Directions for this task
Extract every entry word for word.

Records to process
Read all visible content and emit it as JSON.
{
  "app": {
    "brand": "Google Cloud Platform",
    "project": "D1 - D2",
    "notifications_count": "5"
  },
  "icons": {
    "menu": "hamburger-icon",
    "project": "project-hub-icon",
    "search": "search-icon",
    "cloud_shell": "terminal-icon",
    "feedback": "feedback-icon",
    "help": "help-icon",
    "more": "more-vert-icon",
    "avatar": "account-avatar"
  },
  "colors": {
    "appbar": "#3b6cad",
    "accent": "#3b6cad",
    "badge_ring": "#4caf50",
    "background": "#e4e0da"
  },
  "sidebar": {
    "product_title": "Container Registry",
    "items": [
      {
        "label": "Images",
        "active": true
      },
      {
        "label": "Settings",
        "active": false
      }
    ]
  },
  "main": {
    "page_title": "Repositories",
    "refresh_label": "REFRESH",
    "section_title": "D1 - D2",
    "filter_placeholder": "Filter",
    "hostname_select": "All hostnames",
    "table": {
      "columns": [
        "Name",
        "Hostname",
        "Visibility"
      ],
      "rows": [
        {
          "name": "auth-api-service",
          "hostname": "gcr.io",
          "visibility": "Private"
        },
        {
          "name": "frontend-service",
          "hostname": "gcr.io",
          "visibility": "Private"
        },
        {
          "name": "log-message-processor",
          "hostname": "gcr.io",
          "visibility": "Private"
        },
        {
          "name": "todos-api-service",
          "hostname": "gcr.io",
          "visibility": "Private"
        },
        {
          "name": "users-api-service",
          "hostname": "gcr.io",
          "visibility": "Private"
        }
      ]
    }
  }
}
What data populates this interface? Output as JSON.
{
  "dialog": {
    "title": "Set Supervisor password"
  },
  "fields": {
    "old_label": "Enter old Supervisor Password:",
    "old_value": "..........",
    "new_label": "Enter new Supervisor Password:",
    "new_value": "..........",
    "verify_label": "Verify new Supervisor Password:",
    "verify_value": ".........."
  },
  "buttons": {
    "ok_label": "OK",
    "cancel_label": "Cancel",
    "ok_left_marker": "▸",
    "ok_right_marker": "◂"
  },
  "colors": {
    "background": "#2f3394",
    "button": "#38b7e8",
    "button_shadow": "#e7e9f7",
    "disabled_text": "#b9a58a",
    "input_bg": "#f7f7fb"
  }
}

Answer to this problem
Read all visible content and emit it as JSON.
{
  "app": {
    "brand": "Google Cloud Platform",
    "project": "D1 - D2",
    "notifications_count": "5"
  },
  "icons": {
    "menu": "hamburger-icon",
    "project": "project-hub-icon",
    "search": "search-icon",
    "cloud_shell": "terminal-icon",
    "feedback": "feedback-icon",
    "help": "help-icon",
    "more": "more-vert-icon",
    "avatar": "account-avatar"
  },
  "colors": {
    "appbar": "#3b6cad",
    "accent": "#3b6cad",
    "badge_ring": "#4caf50",
    "background": "#e4e0da"
  },
  "sidebar": {
    "product_title": "Container Registry",
    "items": [
      {
        "label": "Images",
        "active": true
      },
      {
        "label": "Settings",
        "active": false
      }
    ]
  },
  "main": {
    "page_title": "Repositories",
    "refresh_label": "REFRESH",
    "section_title": "D1 - D2",
    "filter_placeholder": "Filter",
    "hostname_select": "All hostnames",
    "table": {
      "columns": [
        "Name",
        "Hostname",
        "Visibility"
      ],
      "rows": [
        {
          "name": "auth-api-service",
          "hostname": "gcr.io",
          "visibility": "Private"
        },
        {
          "name": "frontend-service",
          "hostname": "gcr.io",
          "visibility": "Private"
        },
        {
          "name": "log-message-processor",
          "hostname": "gcr.io",
          "visibility": "Private"
        },
        {
          "name": "todos-api-service",
          "hostname": "gcr.io",
          "visibility": "Private"
        },
        {
          "name": "users-api-service",
          "hostname": "gcr.io",
          "visibility": "Private"
        }
      ]
    }
  }
}
What data populates this interface? Output as JSON.
{
  "dialog": {
    "title": "Set Supervisor password"
  },
  "fields": {
    "old_label": "Enter old Supervisor Password:",
    "old_value": "..........",
    "new_label": "Enter new Supervisor Password:",
    "new_value": "..........",
    "verify_label": "Verify new Supervisor Password:",
    "verify_value": ".........."
  },
  "buttons": {
    "ok_label": "OK",
    "cancel_label": "Cancel",
    "ok_left_marker": "▸",
    "ok_right_marker": "◂"
  },
  "colors": {
    "background": "#2f3394",
    "button": "#38b7e8",
    "button_shadow": "#e7e9f7",
    "disabled_text": "#b9a58a",
    "input_bg": "#f7f7fb"
  }
}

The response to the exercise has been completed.